* **What needs to be done**
Extract every line below, verbatim.

* **Records shown**
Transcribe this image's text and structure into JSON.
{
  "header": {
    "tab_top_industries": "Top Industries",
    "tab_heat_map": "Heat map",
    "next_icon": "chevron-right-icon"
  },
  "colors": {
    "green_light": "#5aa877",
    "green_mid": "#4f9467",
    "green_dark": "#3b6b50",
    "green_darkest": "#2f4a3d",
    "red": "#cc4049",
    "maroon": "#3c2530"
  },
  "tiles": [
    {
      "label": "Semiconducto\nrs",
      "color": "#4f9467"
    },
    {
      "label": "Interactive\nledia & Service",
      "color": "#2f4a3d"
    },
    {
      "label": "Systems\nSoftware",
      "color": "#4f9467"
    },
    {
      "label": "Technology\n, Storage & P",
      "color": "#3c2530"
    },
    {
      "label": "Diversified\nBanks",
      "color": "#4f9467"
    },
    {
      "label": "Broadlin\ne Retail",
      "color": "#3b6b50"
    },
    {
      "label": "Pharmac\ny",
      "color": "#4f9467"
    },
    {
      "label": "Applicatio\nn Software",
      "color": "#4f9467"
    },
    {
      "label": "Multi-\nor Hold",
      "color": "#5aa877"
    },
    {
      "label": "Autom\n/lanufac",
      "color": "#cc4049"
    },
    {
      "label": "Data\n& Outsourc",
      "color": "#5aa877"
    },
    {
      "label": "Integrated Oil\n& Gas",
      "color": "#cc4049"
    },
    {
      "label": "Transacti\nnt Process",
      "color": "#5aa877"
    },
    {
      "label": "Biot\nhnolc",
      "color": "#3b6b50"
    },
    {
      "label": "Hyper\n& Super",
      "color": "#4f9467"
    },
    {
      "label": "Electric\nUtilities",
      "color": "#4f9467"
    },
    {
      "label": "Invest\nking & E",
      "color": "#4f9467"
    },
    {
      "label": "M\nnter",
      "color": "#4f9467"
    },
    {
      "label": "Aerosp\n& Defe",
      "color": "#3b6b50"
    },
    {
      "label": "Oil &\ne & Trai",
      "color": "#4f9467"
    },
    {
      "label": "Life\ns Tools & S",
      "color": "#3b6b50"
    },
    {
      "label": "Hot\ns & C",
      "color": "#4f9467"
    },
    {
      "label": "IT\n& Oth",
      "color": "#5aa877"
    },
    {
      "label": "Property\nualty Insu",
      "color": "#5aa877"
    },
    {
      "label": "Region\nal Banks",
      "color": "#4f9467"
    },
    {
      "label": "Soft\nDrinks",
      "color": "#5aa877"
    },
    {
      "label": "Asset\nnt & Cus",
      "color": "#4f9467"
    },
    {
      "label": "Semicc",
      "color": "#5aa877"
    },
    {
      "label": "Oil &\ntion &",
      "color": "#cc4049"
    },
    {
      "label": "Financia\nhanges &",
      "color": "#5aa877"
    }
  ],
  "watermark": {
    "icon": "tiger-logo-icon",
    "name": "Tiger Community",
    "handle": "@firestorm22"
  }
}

* **Full answer**
Transcribe this image's text and structure into JSON.
{
  "header": {
    "tab_top_industries": "Top Industries",
    "tab_heat_map": "Heat map",
    "next_icon": "chevron-right-icon"
  },
  "colors": {
    "green_light": "#5aa877",
    "green_mid": "#4f9467",
    "green_dark": "#3b6b50",
    "green_darkest": "#2f4a3d",
    "red": "#cc4049",
    "maroon": "#3c2530"
  },
  "tiles": [
    {
      "label": "Semiconducto\nrs",
      "color": "#4f9467"
    },
    {
      "label": "Interactive\nledia & Service",
      "color": "#2f4a3d"
    },
    {
      "label": "Systems\nSoftware",
      "color": "#4f9467"
    },
    {
      "label": "Technology\n, Storage & P",
      "color": "#3c2530"
    },
    {
      "label": "Diversified\nBanks",
      "color": "#4f9467"
    },
    {
      "label": "Broadlin\ne Retail",
      "color": "#3b6b50"
    },
    {
      "label": "Pharmac\ny",
      "color": "#4f9467"
    },
    {
      "label": "Applicatio\nn Software",
      "color": "#4f9467"
    },
    {
      "label": "Multi-\nor Hold",
      "color": "#5aa877"
    },
    {
      "label": "Autom\n/lanufac",
      "color": "#cc4049"
    },
    {
      "label": "Data\n& Outsourc",
      "color": "#5aa877"
    },
    {
      "label": "Integrated Oil\n& Gas",
      "color": "#cc4049"
    },
    {
      "label": "Transacti\nnt Process",
      "color": "#5aa877"
    },
    {
      "label": "Biot\nhnolc",
      "color": "#3b6b50"
    },
    {
      "label": "Hyper\n& Super",
      "color": "#4f9467"
    },
    {
      "label": "Electric\nUtilities",
      "color": "#4f9467"
    },
    {
      "label": "Invest\nking & E",
      "color": "#4f9467"
    },
    {
      "label": "M\nnter",
      "color": "#4f9467"
    },
    {
      "label": "Aerosp\n& Defe",
      "color": "#3b6b50"
    },
    {
      "label": "Oil &\ne & Trai",
      "color": "#4f9467"
    },
    {
      "label": "Life\ns Tools & S",
      "color": "#3b6b50"
    },
    {
      "label": "Hot\ns & C",
      "color": "#4f9467"
    },
    {
      "label": "IT\n& Oth",
      "color": "#5aa877"
    },
    {
      "label": "Property\nualty Insu",
      "color": "#5aa877"
    },
    {
      "label": "Region\nal Banks",
      "color": "#4f9467"
    },
    {
      "label": "Soft\nDrinks",
      "color": "#5aa877"
    },
    {
      "label": "Asset\nnt & Cus",
      "color": "#4f9467"
    },
    {
      "label": "Semicc",
      "color": "#5aa877"
    },
    {
      "label": "Oil &\ntion &",
      "color": "#cc4049"
    },
    {
      "label": "Financia\nhanges &",
      "color": "#5aa877"
    }
  ],
  "watermark": {
    "icon": "tiger-logo-icon",
    "name": "Tiger Community",
    "handle": "@firestorm22"
  }
}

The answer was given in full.